■ **Input material**
::::
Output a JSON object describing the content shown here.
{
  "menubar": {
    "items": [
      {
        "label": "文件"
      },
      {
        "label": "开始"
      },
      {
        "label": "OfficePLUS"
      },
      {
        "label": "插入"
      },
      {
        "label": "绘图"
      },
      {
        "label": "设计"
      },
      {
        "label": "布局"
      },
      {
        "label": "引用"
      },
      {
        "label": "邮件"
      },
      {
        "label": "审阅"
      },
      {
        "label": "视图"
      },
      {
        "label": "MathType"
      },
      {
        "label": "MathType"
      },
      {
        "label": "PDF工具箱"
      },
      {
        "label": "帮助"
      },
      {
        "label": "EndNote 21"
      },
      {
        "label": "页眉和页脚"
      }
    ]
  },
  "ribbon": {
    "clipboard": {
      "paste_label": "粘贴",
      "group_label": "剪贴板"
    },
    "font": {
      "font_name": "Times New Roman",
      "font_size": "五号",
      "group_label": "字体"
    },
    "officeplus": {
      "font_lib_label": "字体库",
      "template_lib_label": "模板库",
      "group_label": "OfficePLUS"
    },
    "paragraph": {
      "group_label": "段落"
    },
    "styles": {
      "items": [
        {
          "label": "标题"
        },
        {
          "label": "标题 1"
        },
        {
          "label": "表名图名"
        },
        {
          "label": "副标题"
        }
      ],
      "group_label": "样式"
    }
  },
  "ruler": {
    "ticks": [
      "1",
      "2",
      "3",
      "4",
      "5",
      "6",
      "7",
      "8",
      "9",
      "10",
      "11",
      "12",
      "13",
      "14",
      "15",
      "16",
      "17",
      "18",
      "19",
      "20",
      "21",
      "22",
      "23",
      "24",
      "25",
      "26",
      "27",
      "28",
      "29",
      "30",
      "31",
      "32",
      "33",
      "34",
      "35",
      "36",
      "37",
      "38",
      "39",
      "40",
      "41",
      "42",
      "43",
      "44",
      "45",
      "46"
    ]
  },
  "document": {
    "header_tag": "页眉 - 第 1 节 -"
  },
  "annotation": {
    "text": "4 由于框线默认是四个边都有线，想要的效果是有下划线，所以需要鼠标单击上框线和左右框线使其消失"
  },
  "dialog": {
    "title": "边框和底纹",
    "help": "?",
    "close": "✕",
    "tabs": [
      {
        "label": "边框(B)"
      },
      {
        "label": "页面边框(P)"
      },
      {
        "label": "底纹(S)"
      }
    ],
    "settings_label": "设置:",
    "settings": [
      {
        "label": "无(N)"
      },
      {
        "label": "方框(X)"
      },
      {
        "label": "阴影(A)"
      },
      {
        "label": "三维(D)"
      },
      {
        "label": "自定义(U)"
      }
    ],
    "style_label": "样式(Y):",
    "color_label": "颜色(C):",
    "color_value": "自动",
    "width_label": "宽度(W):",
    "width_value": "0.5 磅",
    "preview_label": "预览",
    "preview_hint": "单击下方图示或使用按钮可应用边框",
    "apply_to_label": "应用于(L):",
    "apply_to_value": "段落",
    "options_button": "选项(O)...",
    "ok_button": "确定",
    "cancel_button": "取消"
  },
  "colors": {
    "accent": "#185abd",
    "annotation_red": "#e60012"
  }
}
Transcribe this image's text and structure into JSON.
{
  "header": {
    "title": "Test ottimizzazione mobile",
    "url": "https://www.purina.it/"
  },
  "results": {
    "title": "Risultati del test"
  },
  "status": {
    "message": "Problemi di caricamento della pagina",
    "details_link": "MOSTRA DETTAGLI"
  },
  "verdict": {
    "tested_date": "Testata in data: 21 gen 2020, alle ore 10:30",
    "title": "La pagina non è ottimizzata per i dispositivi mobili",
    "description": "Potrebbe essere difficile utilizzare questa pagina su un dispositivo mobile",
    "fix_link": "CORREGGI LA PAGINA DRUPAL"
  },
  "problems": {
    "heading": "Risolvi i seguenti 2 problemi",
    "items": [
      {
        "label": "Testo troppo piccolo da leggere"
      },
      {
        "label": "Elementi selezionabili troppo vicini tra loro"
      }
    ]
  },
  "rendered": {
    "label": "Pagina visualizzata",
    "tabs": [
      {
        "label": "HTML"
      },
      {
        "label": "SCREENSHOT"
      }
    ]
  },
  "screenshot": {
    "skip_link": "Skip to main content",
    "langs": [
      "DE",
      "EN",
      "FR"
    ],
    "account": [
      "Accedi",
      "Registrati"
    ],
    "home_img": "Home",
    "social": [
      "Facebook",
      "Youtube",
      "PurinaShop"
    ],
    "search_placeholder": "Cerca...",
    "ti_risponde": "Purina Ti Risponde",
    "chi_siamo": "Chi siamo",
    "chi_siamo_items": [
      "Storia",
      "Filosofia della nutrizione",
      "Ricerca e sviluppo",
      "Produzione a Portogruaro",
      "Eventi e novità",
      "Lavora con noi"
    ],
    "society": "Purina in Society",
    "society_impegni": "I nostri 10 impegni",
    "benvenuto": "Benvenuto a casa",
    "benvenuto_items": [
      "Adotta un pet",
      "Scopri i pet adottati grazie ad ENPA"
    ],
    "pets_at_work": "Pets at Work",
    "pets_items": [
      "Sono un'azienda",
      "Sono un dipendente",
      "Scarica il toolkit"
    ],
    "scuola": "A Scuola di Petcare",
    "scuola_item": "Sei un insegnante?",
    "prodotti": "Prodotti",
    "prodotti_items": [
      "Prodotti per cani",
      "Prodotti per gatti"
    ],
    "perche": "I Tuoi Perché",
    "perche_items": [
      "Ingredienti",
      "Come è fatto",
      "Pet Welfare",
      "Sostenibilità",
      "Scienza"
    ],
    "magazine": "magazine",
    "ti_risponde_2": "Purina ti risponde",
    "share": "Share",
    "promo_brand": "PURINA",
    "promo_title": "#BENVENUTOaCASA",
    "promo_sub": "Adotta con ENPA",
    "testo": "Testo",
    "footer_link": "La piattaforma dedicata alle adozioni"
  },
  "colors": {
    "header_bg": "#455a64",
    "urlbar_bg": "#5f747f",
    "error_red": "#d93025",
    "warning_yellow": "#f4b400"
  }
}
::::
■ **Problem**
Reproduce every line above without error.

■ **Solution below**
Output a JSON object describing the content shown here.
{
  "menubar": {
    "items": [
      {
        "label": "文件"
      },
      {
        "label": "开始"
      },
      {
        "label": "OfficePLUS"
      },
      {
        "label": "插入"
      },
      {
        "label": "绘图"
      },
      {
        "label": "设计"
      },
      {
        "label": "布局"
      },
      {
        "label": "引用"
      },
      {
        "label": "邮件"
      },
      {
        "label": "审阅"
      },
      {
        "label": "视图"
      },
      {
        "label": "MathType"
      },
      {
        "label": "MathType"
      },
      {
        "label": "PDF工具箱"
      },
      {
        "label": "帮助"
      },
      {
        "label": "EndNote 21"
      },
      {
        "label": "页眉和页脚"
      }
    ]
  },
  "ribbon": {
    "clipboard": {
      "paste_label": "粘贴",
      "group_label": "剪贴板"
    },
    "font": {
      "font_name": "Times New Roman",
      "font_size": "五号",
      "group_label": "字体"
    },
    "officeplus": {
      "font_lib_label": "字体库",
      "template_lib_label": "模板库",
      "group_label": "OfficePLUS"
    },
    "paragraph": {
      "group_label": "段落"
    },
    "styles": {
      "items": [
        {
          "label": "标题"
        },
        {
          "label": "标题 1"
        },
        {
          "label": "表名图名"
        },
        {
          "label": "副标题"
        }
      ],
      "group_label": "样式"
    }
  },
  "ruler": {
    "ticks": [
      "1",
      "2",
      "3",
      "4",
      "5",
      "6",
      "7",
      "8",
      "9",
      "10",
      "11",
      "12",
      "13",
      "14",
      "15",
      "16",
      "17",
      "18",
      "19",
      "20",
      "21",
      "22",
      "23",
      "24",
      "25",
      "26",
      "27",
      "28",
      "29",
      "30",
      "31",
      "32",
      "33",
      "34",
      "35",
      "36",
      "37",
      "38",
      "39",
      "40",
      "41",
      "42",
      "43",
      "44",
      "45",
      "46"
    ]
  },
  "document": {
    "header_tag": "页眉 - 第 1 节 -"
  },
  "annotation": {
    "text": "4 由于框线默认是四个边都有线，想要的效果是有下划线，所以需要鼠标单击上框线和左右框线使其消失"
  },
  "dialog": {
    "title": "边框和底纹",
    "help": "?",
    "close": "✕",
    "tabs": [
      {
        "label": "边框(B)"
      },
      {
        "label": "页面边框(P)"
      },
      {
        "label": "底纹(S)"
      }
    ],
    "settings_label": "设置:",
    "settings": [
      {
        "label": "无(N)"
      },
      {
        "label": "方框(X)"
      },
      {
        "label": "阴影(A)"
      },
      {
        "label": "三维(D)"
      },
      {
        "label": "自定义(U)"
      }
    ],
    "style_label": "样式(Y):",
    "color_label": "颜色(C):",
    "color_value": "自动",
    "width_label": "宽度(W):",
    "width_value": "0.5 磅",
    "preview_label": "预览",
    "preview_hint": "单击下方图示或使用按钮可应用边框",
    "apply_to_label": "应用于(L):",
    "apply_to_value": "段落",
    "options_button": "选项(O)...",
    "ok_button": "确定",
    "cancel_button": "取消"
  },
  "colors": {
    "accent": "#185abd",
    "annotation_red": "#e60012"
  }
}
Transcribe this image's text and structure into JSON.
{
  "header": {
    "title": "Test ottimizzazione mobile",
    "url": "https://www.purina.it/"
  },
  "results": {
    "title": "Risultati del test"
  },
  "status": {
    "message": "Problemi di caricamento della pagina",
    "details_link": "MOSTRA DETTAGLI"
  },
  "verdict": {
    "tested_date": "Testata in data: 21 gen 2020, alle ore 10:30",
    "title": "La pagina non è ottimizzata per i dispositivi mobili",
    "description": "Potrebbe essere difficile utilizzare questa pagina su un dispositivo mobile",
    "fix_link": "CORREGGI LA PAGINA DRUPAL"
  },
  "problems": {
    "heading": "Risolvi i seguenti 2 problemi",
    "items": [
      {
        "label": "Testo troppo piccolo da leggere"
      },
      {
        "label": "Elementi selezionabili troppo vicini tra loro"
      }
    ]
  },
  "rendered": {
    "label": "Pagina visualizzata",
    "tabs": [
      {
        "label": "HTML"
      },
      {
        "label": "SCREENSHOT"
      }
    ]
  },
  "screenshot": {
    "skip_link": "Skip to main content",
    "langs": [
      "DE",
      "EN",
      "FR"
    ],
    "account": [
      "Accedi",
      "Registrati"
    ],
    "home_img": "Home",
    "social": [
      "Facebook",
      "Youtube",
      "PurinaShop"
    ],
    "search_placeholder": "Cerca...",
    "ti_risponde": "Purina Ti Risponde",
    "chi_siamo": "Chi siamo",
    "chi_siamo_items": [
      "Storia",
      "Filosofia della nutrizione",
      "Ricerca e sviluppo",
      "Produzione a Portogruaro",
      "Eventi e novità",
      "Lavora con noi"
    ],
    "society": "Purina in Society",
    "society_impegni": "I nostri 10 impegni",
    "benvenuto": "Benvenuto a casa",
    "benvenuto_items": [
      "Adotta un pet",
      "Scopri i pet adottati grazie ad ENPA"
    ],
    "pets_at_work": "Pets at Work",
    "pets_items": [
      "Sono un'azienda",
      "Sono un dipendente",
      "Scarica il toolkit"
    ],
    "scuola": "A Scuola di Petcare",
    "scuola_item": "Sei un insegnante?",
    "prodotti": "Prodotti",
    "prodotti_items": [
      "Prodotti per cani",
      "Prodotti per gatti"
    ],
    "perche": "I Tuoi Perché",
    "perche_items": [
      "Ingredienti",
      "Come è fatto",
      "Pet Welfare",
      "Sostenibilità",
      "Scienza"
    ],
    "magazine": "magazine",
    "ti_risponde_2": "Purina ti risponde",
    "share": "Share",
    "promo_brand": "PURINA",
    "promo_title": "#BENVENUTOaCASA",
    "promo_sub": "Adotta con ENPA",
    "testo": "Testo",
    "footer_link": "La piattaforma dedicata alle adozioni"
  },
  "colors": {
    "header_bg": "#455a64",
    "urlbar_bg": "#5f747f",
    "error_red": "#d93025",
    "warning_yellow": "#f4b400"
  }
}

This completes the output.